**REQUEST**
Your task is to restate the data word for word.

-------- DATASET

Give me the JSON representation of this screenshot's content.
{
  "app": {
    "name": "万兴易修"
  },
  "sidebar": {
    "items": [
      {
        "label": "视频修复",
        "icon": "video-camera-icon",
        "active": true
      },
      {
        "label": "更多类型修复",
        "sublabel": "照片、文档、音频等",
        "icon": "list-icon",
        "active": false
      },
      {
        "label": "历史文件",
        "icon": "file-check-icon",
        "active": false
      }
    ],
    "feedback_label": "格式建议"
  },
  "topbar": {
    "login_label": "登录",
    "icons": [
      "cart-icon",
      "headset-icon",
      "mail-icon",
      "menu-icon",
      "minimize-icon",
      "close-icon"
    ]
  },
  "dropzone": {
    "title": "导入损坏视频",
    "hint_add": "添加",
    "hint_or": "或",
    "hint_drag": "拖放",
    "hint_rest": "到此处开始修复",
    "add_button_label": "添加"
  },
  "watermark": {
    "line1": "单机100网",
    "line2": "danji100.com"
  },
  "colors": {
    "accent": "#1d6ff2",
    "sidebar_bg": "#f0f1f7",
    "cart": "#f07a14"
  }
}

----------------

**ANSWER TO THIS PROBLEM**
Give me the JSON representation of this screenshot's content.
{
  "app": {
    "name": "万兴易修"
  },
  "sidebar": {
    "items": [
      {
        "label": "视频修复",
        "icon": "video-camera-icon",
        "active": true
      },
      {
        "label": "更多类型修复",
        "sublabel": "照片、文档、音频等",
        "icon": "list-icon",
        "active": false
      },
      {
        "label": "历史文件",
        "icon": "file-check-icon",
        "active": false
      }
    ],
    "feedback_label": "格式建议"
  },
  "topbar": {
    "login_label": "登录",
    "icons": [
      "cart-icon",
      "headset-icon",
      "mail-icon",
      "menu-icon",
      "minimize-icon",
      "close-icon"
    ]
  },
  "dropzone": {
    "title": "导入损坏视频",
    "hint_add": "添加",
    "hint_or": "或",
    "hint_drag": "拖放",
    "hint_rest": "到此处开始修复",
    "add_button_label": "添加"
  },
  "watermark": {
    "line1": "单机100网",
    "line2": "danji100.com"
  },
  "colors": {
    "accent": "#1d6ff2",
    "sidebar_bg": "#f0f1f7",
    "cart": "#f07a14"
  }
}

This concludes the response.